BEGIN Supplied data

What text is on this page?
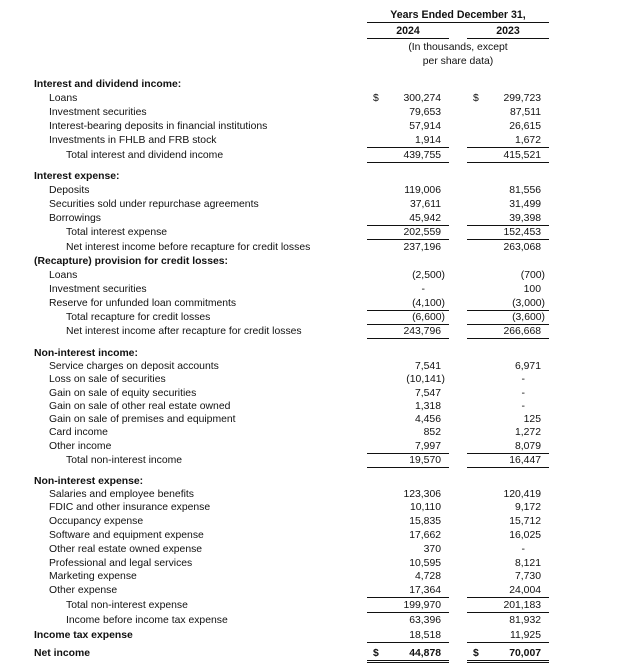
Years Ended December 31,
2024	2023
(In thousands, except
per share data)
Interest and dividend income:
Loans	$ 300,274	$ 299,723
Investment securities	79,653	87,511
Interest-bearing deposits in financial institutions	57,914	26,615
Investments in FHLB and FRB stock	1,914	1,672
Total interest and dividend income	439,755	415,521
Interest expense:
Deposits	119,006	81,556
Securities sold under repurchase agreements	37,611	31,499
Borrowings	45,942	39,398
Total interest expense	202,559	152,453
Net interest income before recapture for credit losses	237,196	263,068
(Recapture) provision for credit losses:
Loans	(2,500)	(700)
Investment securities	-	100
Reserve for unfunded loan commitments	(4,100)	(3,000)
Total recapture for credit losses	(6,600)	(3,600)
Net interest income after recapture for credit losses	243,796	266,668
Non-interest income:
Service charges on deposit accounts	7,541	6,971
Loss on sale of securities	(10,141)	-
Gain on sale of equity securities	7,547	-
Gain on sale of other real estate owned	1,318	-
Gain on sale of premises and equipment	4,456	125
Card income	852	1,272
Other income	7,997	8,079
Total non-interest income	19,570	16,447
Non-interest expense:
Salaries and employee benefits	123,306	120,419
FDIC and other insurance expense	10,110	9,172
Occupancy expense	15,835	15,712
Software and equipment expense	17,662	16,025
Other real estate owned expense	370	-
Professional and legal services	10,595	8,121
Marketing expense	4,728	7,730
Other expense	17,364	24,004
Total non-interest expense	199,970	201,183
Income before income tax expense	63,396	81,932
Income tax expense	18,518	11,925
Net income	$	44,878	$	70,007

END Supplied data

**What you will do:** Count all lines of the data that include "estate". The answer is the number alone.

**Answer to this problem:** 2